Task prompt> In the entries below, identify every line with the string "Interest" and copy it.

■ ■ ■ ■

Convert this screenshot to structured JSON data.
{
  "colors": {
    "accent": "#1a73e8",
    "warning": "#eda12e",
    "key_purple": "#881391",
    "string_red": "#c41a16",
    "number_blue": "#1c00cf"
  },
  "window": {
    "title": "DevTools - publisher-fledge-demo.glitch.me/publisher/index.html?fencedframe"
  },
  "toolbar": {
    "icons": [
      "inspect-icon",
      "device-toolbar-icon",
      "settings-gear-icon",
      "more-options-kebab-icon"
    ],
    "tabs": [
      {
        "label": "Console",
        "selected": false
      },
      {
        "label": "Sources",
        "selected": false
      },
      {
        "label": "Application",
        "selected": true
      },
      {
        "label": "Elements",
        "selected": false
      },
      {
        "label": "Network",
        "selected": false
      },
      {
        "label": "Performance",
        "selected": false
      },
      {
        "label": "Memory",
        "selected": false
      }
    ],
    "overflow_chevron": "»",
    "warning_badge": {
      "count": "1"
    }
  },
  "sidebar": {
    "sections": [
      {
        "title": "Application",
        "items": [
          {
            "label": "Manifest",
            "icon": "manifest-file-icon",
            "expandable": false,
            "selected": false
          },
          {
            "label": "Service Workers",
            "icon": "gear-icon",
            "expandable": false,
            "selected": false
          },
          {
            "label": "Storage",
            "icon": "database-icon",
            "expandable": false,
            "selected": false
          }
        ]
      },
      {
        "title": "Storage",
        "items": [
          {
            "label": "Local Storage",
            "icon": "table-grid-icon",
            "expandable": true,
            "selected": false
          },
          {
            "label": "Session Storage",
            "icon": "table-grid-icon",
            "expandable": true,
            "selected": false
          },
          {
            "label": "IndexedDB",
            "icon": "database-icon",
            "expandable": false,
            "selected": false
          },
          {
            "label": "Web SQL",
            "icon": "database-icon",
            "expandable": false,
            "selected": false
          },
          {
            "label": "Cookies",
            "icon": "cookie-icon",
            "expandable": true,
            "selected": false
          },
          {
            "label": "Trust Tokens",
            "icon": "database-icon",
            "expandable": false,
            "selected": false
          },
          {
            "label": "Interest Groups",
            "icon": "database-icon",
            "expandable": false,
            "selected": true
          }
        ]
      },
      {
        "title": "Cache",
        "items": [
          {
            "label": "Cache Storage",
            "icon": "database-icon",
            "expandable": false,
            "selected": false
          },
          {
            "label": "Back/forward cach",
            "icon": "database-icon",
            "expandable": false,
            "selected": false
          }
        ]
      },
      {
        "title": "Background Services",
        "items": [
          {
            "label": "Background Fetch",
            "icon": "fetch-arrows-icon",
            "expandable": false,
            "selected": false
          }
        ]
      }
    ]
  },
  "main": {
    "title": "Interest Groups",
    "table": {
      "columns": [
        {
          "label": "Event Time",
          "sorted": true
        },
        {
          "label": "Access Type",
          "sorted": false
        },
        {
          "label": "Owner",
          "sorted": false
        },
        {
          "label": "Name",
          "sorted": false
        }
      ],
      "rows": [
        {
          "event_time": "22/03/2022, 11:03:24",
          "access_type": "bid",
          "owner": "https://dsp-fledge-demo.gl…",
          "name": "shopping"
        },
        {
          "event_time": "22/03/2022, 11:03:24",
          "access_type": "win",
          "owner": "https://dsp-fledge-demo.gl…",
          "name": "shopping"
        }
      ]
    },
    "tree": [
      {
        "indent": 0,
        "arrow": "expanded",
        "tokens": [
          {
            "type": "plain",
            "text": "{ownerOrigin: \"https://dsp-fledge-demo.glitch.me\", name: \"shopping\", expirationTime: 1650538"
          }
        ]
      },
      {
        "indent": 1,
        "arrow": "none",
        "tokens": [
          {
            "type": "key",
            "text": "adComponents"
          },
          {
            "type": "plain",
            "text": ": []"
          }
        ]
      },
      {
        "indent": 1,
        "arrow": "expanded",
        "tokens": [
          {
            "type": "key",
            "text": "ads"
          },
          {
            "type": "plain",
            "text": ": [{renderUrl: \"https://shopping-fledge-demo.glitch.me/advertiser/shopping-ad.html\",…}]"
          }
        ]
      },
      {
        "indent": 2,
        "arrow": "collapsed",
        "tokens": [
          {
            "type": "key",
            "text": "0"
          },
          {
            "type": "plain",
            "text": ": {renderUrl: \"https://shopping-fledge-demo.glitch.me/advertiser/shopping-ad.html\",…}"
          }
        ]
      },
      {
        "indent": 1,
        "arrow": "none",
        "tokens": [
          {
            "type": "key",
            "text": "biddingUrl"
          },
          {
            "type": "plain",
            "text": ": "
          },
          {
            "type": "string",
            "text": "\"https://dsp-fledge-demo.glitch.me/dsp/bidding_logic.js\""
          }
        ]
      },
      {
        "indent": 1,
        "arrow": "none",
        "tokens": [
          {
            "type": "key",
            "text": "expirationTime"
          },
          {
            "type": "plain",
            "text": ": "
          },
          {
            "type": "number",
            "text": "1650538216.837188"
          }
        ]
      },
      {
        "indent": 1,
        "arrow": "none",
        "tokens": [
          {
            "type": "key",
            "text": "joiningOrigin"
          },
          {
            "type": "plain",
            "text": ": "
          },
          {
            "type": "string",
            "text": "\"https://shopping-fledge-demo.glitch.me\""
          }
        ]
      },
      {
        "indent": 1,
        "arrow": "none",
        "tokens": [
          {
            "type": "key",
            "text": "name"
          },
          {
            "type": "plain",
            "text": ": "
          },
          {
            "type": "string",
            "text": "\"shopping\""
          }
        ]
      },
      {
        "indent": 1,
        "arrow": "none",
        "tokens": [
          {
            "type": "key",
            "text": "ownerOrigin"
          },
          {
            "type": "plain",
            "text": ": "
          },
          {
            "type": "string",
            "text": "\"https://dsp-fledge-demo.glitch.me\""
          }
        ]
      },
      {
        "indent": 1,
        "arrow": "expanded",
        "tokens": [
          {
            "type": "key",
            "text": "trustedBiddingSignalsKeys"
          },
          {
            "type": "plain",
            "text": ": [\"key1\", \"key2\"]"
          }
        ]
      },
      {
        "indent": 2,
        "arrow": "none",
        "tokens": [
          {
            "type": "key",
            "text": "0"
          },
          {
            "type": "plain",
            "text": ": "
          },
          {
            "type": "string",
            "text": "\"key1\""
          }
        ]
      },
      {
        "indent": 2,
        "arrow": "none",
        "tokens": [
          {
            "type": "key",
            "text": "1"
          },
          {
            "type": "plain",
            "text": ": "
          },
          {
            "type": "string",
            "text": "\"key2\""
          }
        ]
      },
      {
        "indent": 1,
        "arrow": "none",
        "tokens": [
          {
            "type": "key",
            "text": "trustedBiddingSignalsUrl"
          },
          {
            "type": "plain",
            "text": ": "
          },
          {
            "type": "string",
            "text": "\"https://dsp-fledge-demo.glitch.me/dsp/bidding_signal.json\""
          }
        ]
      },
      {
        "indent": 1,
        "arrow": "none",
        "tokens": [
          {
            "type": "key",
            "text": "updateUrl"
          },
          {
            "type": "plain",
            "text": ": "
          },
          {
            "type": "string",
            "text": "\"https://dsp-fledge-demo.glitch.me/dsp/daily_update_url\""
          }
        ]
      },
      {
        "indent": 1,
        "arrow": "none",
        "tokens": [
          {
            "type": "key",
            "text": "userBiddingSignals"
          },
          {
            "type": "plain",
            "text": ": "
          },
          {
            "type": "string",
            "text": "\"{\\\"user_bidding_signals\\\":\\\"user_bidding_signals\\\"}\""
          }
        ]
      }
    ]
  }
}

■ ■ ■ ■

Exercise response>
            "label": "Interest Groups",
    "title": "Interest Groups",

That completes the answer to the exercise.